Figure dataset records
- - - -

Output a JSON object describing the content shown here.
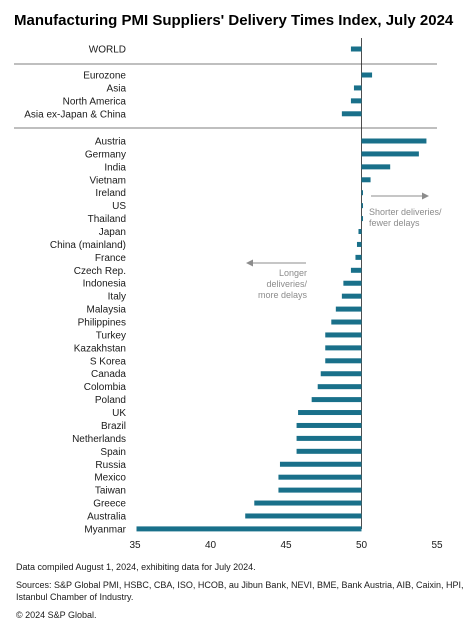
{
  "chart_data": {
    "type": "bar",
    "orientation": "horizontal",
    "title": "Manufacturing PMI Suppliers' Delivery Times Index, July 2024",
    "xlim": [
      35,
      55
    ],
    "xticks": [
      35,
      40,
      45,
      50,
      55
    ],
    "baseline": 50,
    "bar_color": "#19708a",
    "groups": [
      {
        "name": "world",
        "categories": [
          "WORLD"
        ],
        "values": [
          49.3
        ]
      },
      {
        "name": "regions",
        "categories": [
          "Eurozone",
          "Asia",
          "North America",
          "Asia ex-Japan & China"
        ],
        "values": [
          50.7,
          49.5,
          49.3,
          48.7
        ]
      },
      {
        "name": "countries",
        "categories": [
          "Austria",
          "Germany",
          "India",
          "Vietnam",
          "Ireland",
          "US",
          "Thailand",
          "Japan",
          "China (mainland)",
          "France",
          "Czech Rep.",
          "Indonesia",
          "Italy",
          "Malaysia",
          "Philippines",
          "Turkey",
          "Kazakhstan",
          "S Korea",
          "Canada",
          "Colombia",
          "Poland",
          "UK",
          "Brazil",
          "Netherlands",
          "Spain",
          "Russia",
          "Mexico",
          "Taiwan",
          "Greece",
          "Australia",
          "Myanmar"
        ],
        "values": [
          54.3,
          53.8,
          51.9,
          50.6,
          50.1,
          50.1,
          50.1,
          49.8,
          49.7,
          49.6,
          49.3,
          48.8,
          48.7,
          48.3,
          48.0,
          47.6,
          47.6,
          47.6,
          47.3,
          47.1,
          46.7,
          45.8,
          45.7,
          45.7,
          45.7,
          44.6,
          44.5,
          44.5,
          42.9,
          42.3,
          35.1
        ]
      }
    ],
    "annotations": [
      {
        "text_lines": [
          "Shorter deliveries/",
          "fewer delays"
        ],
        "direction": "right",
        "color": "#8c8c8c"
      },
      {
        "text_lines": [
          "Longer",
          "deliveries/",
          "more delays"
        ],
        "direction": "left",
        "color": "#8c8c8c"
      }
    ]
  },
  "footer": {
    "note": "Data compiled August 1, 2024, exhibiting data for July 2024.",
    "sources_line1": "Sources: S&P Global PMI, HSBC, CBA, ISO, HCOB, au Jibun Bank, NEVI, BME, Bank Austria, AIB, Caixin, HPI,",
    "sources_line2": "Istanbul Chamber of Industry.",
    "copyright": "© 2024 S&P Global."
  }
}
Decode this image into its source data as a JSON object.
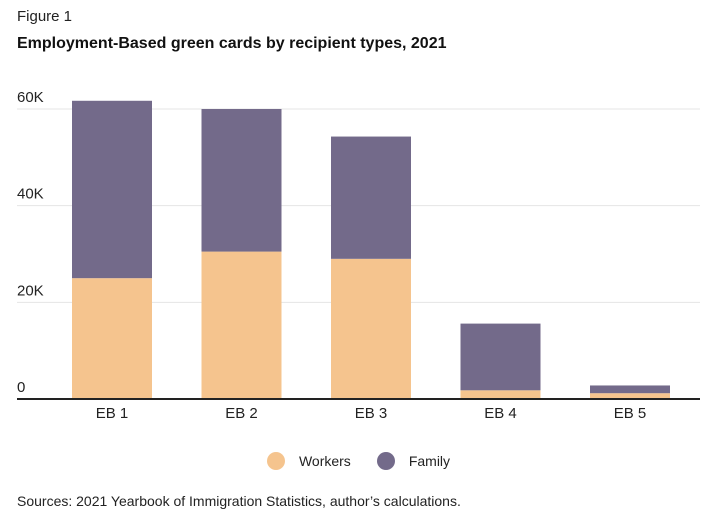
{
  "figure_label": "Figure 1",
  "source_note": "Sources: 2021 Yearbook of Immigration Statistics, author’s calculations.",
  "colors": {
    "workers": "#f5c48e",
    "family": "#736a8a",
    "grid": "#e4e4e4",
    "axis": "#222222"
  },
  "chart_data": {
    "type": "bar",
    "stacked": true,
    "title": "Employment-Based green cards by recipient types, 2021",
    "xlabel": "",
    "ylabel": "",
    "categories": [
      "EB 1",
      "EB 2",
      "EB 3",
      "EB 4",
      "EB 5"
    ],
    "series": [
      {
        "name": "Workers",
        "values": [
          25000,
          30500,
          29000,
          1800,
          1200
        ]
      },
      {
        "name": "Family",
        "values": [
          36700,
          29500,
          25300,
          13800,
          1600
        ]
      }
    ],
    "ylim": [
      0,
      60000
    ],
    "yticks": [
      0,
      20000,
      40000,
      60000
    ],
    "ytick_labels": [
      "0",
      "20K",
      "40K",
      "60K"
    ],
    "grid": true,
    "legend_position": "bottom-center"
  }
}
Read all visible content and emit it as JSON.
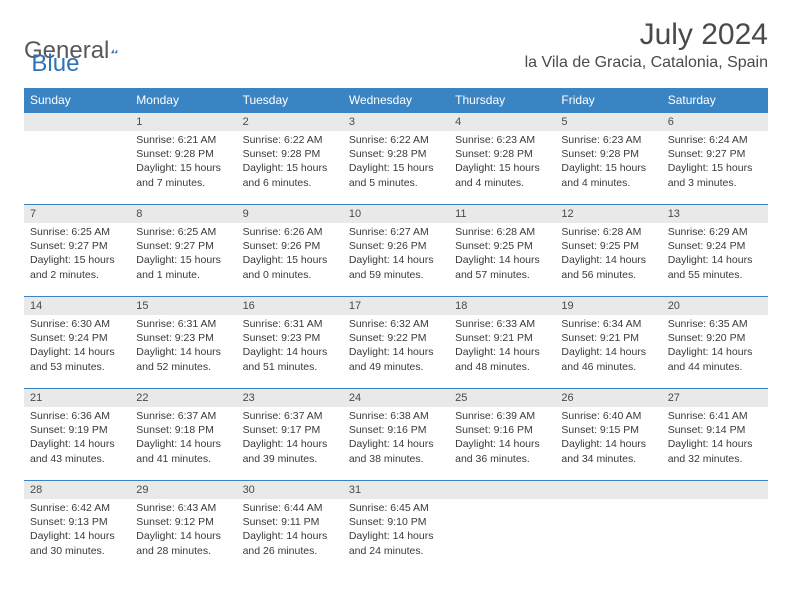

- - - -

▶ Written request: Point out every line holding the string "Austria" and copy it.

▶ In response:
          "Austria",
    "sources_line1": "Sources: S&P Global PMI, HSBC, CBA, ISO, HCOB, au Jibun Bank, NEVI, BME, Bank Austria, AIB, Caixin, HPI,",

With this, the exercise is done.